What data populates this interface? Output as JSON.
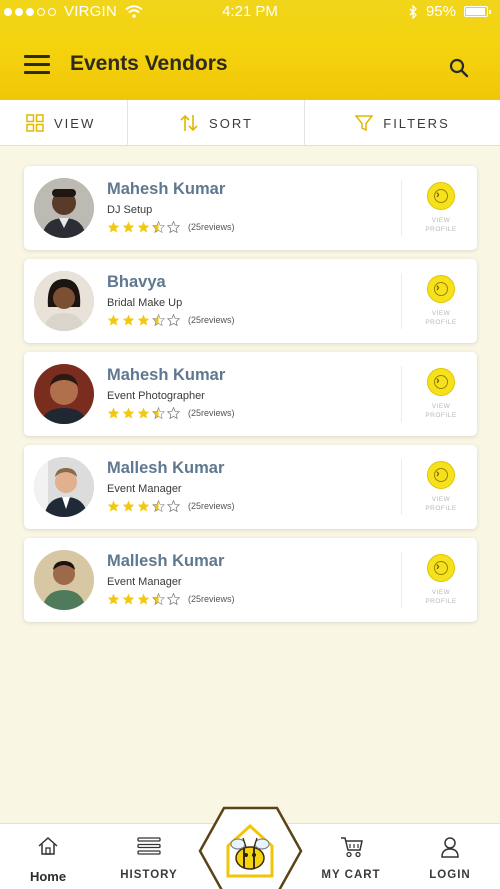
{
  "status_bar": {
    "carrier": "VIRGIN",
    "time": "4:21 PM",
    "battery": "95%"
  },
  "header": {
    "title": "Events Vendors"
  },
  "toolbar": {
    "view_label": "VIEW",
    "sort_label": "SORT",
    "filters_label": "FILTERS"
  },
  "vendors": [
    {
      "name": "Mahesh Kumar",
      "role": "DJ Setup",
      "rating": 3.5,
      "reviews": "(25reviews)",
      "action": "VIEW PROFILE"
    },
    {
      "name": "Bhavya",
      "role": "Bridal Make Up",
      "rating": 3.5,
      "reviews": "(25reviews)",
      "action": "VIEW PROFILE"
    },
    {
      "name": "Mahesh Kumar",
      "role": "Event Photographer",
      "rating": 3.5,
      "reviews": "(25reviews)",
      "action": "VIEW PROFILE"
    },
    {
      "name": "Mallesh Kumar",
      "role": "Event Manager",
      "rating": 3.5,
      "reviews": "(25reviews)",
      "action": "VIEW PROFILE"
    },
    {
      "name": "Mallesh Kumar",
      "role": "Event Manager",
      "rating": 3.5,
      "reviews": "(25reviews)",
      "action": "VIEW PROFILE"
    }
  ],
  "bottom_nav": {
    "home": "Home",
    "history": "HISTORY",
    "cart": "MY CART",
    "login": "LOGIN"
  },
  "icons": {
    "menu": "hamburger-menu-icon",
    "search": "search-icon",
    "view": "grid-icon",
    "sort": "sort-arrows-icon",
    "filters": "funnel-icon",
    "view_profile": "chevron-right-circle-icon",
    "home": "home-icon",
    "history": "list-icon",
    "center": "bee-house-logo",
    "cart": "cart-icon",
    "login": "user-icon"
  },
  "colors": {
    "accent": "#f4d40f",
    "name_text": "#5f7891",
    "star": "#f2c811",
    "background": "#faf6e4"
  }
}
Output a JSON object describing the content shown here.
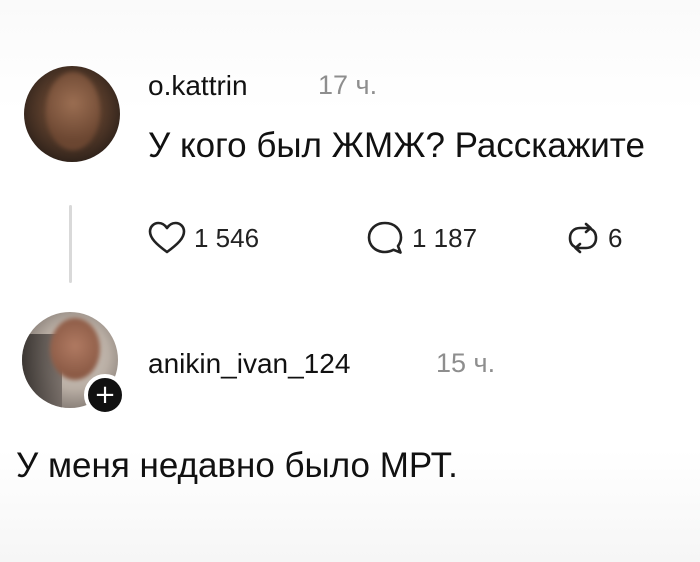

STATED TASK
Pictures don't belong in the copy. Restate all the entries exactly.

WRITTEN RESPONSE
What data populates this interface? Output as JSON.
{
  "status_bar": {
    "carrier": "VIRGIN",
    "time": "4:21 PM",
    "battery": "95%"
  },
  "header": {
    "title": "Events Vendors"
  },
  "toolbar": {
    "view_label": "VIEW",
    "sort_label": "SORT",
    "filters_label": "FILTERS"
  },
  "vendors": [
    {
      "name": "Mahesh Kumar",
      "role": "DJ Setup",
      "rating": 3.5,
      "reviews": "(25reviews)",
      "action": "VIEW PROFILE"
    },
    {
      "name": "Bhavya",
      "role": "Bridal Make Up",
      "rating": 3.5,
      "reviews": "(25reviews)",
      "action": "VIEW PROFILE"
    },
    {
      "name": "Mahesh Kumar",
      "role": "Event Photographer",
      "rating": 3.5,
      "reviews": "(25reviews)",
      "action": "VIEW PROFILE"
    },
    {
      "name": "Mallesh Kumar",
      "role": "Event Manager",
      "rating": 3.5,
      "reviews": "(25reviews)",
      "action": "VIEW PROFILE"
    },
    {
      "name": "Mallesh Kumar",
      "role": "Event Manager",
      "rating": 3.5,
      "reviews": "(25reviews)",
      "action": "VIEW PROFILE"
    }
  ],
  "bottom_nav": {
    "home": "Home",
    "history": "HISTORY",
    "cart": "MY CART",
    "login": "LOGIN"
  },
  "icons": {
    "menu": "hamburger-menu-icon",
    "search": "search-icon",
    "view": "grid-icon",
    "sort": "sort-arrows-icon",
    "filters": "funnel-icon",
    "view_profile": "chevron-right-circle-icon",
    "home": "home-icon",
    "history": "list-icon",
    "center": "bee-house-logo",
    "cart": "cart-icon",
    "login": "user-icon"
  },
  "colors": {
    "accent": "#f4d40f",
    "name_text": "#5f7891",
    "star": "#f2c811",
    "background": "#faf6e4"
  }
}
Output a JSON object describing the content shown here.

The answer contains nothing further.